▸ Description of the task:
Gather each line of the records where "note" appears.
-------- Extracted information --------
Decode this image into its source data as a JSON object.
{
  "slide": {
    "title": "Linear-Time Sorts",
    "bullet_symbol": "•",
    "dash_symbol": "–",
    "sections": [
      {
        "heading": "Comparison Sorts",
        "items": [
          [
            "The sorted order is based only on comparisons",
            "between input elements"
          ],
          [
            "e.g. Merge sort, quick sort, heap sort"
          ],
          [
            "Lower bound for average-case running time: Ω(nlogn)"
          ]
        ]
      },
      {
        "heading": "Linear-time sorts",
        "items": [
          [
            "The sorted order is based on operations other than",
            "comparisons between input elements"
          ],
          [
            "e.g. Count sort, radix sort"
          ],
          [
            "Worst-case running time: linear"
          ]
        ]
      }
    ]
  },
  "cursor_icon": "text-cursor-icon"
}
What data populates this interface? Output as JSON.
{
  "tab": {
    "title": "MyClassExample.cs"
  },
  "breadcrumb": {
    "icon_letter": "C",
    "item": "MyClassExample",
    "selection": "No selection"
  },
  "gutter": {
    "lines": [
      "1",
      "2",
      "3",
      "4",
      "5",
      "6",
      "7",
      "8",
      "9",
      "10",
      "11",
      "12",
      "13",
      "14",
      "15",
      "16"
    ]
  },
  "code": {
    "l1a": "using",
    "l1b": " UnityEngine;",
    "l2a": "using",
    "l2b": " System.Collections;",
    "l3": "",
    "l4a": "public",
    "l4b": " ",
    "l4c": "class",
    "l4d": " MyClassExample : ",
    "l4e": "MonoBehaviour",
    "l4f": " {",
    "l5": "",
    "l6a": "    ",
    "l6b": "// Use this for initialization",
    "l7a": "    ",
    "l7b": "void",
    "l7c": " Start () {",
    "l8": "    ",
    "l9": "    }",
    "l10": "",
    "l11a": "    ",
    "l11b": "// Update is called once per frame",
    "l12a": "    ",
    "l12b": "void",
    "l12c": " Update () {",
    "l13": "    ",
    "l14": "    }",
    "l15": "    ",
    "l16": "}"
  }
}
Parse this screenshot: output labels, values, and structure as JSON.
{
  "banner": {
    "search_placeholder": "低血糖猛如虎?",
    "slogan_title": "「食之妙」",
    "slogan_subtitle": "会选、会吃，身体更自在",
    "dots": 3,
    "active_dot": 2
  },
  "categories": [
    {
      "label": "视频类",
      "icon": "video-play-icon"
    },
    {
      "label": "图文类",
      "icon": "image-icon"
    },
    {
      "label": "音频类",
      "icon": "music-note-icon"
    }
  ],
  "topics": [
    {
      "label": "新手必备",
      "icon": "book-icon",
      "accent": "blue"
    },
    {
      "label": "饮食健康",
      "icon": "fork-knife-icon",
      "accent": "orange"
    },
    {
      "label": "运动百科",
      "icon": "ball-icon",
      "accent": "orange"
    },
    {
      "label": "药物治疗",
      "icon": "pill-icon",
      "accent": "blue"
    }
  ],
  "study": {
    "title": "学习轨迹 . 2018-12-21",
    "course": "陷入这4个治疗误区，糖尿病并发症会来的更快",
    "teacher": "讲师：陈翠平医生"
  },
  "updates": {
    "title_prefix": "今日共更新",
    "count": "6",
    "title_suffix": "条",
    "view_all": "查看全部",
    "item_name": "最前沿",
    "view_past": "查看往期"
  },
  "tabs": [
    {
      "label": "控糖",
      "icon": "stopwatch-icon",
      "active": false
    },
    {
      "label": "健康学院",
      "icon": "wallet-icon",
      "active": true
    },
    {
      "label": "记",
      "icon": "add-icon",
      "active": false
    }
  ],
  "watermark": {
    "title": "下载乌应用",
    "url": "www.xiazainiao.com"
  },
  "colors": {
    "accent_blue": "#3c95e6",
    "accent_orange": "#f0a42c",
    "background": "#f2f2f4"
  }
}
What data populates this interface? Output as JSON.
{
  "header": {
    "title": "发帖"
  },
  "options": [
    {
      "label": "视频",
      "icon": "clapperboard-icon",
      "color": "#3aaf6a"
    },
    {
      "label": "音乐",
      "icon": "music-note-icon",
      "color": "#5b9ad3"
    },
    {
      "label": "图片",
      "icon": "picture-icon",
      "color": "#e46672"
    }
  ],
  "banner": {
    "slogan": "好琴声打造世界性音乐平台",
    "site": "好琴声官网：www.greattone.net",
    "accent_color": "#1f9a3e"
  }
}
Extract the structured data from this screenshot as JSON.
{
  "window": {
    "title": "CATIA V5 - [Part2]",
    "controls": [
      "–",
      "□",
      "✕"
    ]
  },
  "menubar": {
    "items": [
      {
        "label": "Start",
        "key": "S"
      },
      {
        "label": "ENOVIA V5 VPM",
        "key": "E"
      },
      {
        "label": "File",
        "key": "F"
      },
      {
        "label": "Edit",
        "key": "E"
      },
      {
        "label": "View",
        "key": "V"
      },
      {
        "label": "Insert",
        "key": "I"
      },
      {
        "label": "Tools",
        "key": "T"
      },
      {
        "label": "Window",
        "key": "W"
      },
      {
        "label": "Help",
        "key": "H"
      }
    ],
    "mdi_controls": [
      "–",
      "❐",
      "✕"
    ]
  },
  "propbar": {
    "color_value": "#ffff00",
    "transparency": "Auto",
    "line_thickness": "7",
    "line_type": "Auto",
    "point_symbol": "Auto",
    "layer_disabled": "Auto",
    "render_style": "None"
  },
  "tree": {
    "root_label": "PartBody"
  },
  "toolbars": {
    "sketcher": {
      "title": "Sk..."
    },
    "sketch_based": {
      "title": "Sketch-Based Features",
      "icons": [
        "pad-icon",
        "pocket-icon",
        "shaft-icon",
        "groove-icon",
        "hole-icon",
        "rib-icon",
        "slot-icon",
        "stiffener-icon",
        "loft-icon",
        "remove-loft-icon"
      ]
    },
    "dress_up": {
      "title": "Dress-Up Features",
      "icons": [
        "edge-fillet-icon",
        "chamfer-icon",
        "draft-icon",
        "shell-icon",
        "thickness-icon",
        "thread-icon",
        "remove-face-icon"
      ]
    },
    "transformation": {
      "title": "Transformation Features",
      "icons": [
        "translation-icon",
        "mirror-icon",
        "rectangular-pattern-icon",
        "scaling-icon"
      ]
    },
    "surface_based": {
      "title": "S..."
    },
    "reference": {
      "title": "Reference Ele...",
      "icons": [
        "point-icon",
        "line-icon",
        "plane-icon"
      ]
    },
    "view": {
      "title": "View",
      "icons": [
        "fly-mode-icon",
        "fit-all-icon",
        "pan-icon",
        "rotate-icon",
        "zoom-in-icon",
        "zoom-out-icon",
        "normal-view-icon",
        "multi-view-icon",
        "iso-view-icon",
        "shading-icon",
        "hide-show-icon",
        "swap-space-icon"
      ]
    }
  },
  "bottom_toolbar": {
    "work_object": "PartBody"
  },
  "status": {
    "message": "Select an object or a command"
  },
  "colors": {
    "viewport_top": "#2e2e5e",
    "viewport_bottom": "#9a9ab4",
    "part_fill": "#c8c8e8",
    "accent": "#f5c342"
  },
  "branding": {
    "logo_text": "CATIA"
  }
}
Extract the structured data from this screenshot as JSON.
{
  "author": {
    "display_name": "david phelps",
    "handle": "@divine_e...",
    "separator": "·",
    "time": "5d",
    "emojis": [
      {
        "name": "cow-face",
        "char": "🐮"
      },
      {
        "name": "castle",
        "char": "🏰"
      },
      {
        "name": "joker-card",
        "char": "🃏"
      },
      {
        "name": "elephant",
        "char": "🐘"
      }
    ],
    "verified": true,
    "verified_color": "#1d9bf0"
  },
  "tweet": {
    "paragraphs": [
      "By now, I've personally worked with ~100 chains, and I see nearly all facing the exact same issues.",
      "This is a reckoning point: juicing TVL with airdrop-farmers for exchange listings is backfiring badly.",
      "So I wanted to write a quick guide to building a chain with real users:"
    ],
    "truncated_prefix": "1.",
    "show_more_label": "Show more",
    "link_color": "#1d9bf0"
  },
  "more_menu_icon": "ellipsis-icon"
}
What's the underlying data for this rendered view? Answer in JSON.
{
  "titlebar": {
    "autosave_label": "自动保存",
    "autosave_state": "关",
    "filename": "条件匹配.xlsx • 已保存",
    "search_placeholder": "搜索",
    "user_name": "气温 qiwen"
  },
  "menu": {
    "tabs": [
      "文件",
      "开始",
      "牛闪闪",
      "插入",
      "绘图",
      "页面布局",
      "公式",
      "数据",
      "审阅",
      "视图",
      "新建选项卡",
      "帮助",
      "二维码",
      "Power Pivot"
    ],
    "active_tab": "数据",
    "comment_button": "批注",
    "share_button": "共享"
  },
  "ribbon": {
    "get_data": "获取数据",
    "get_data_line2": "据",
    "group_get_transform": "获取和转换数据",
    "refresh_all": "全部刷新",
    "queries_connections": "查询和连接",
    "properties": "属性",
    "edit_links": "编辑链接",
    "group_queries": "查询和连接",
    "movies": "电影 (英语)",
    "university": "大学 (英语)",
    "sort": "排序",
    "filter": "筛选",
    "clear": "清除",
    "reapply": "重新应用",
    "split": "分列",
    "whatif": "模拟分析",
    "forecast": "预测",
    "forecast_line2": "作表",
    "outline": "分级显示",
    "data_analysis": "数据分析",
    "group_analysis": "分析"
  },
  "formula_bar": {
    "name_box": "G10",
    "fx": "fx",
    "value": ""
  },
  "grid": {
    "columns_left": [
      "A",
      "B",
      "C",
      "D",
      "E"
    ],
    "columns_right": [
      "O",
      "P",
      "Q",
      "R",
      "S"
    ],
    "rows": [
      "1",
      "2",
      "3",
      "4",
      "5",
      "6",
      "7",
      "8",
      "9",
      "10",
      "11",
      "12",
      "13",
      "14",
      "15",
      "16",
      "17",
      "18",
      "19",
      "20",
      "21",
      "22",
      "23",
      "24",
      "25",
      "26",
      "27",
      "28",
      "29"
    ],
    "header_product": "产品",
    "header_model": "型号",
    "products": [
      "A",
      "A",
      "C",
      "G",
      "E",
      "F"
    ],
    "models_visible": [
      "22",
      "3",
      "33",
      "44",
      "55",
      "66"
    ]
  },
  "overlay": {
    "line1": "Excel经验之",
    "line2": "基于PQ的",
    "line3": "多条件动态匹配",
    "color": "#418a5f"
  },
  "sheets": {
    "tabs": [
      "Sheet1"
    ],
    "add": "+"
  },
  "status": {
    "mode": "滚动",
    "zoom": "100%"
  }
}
--------
▸ Response:
      "icon": "music-note-icon"
      "icon": "music-note-icon",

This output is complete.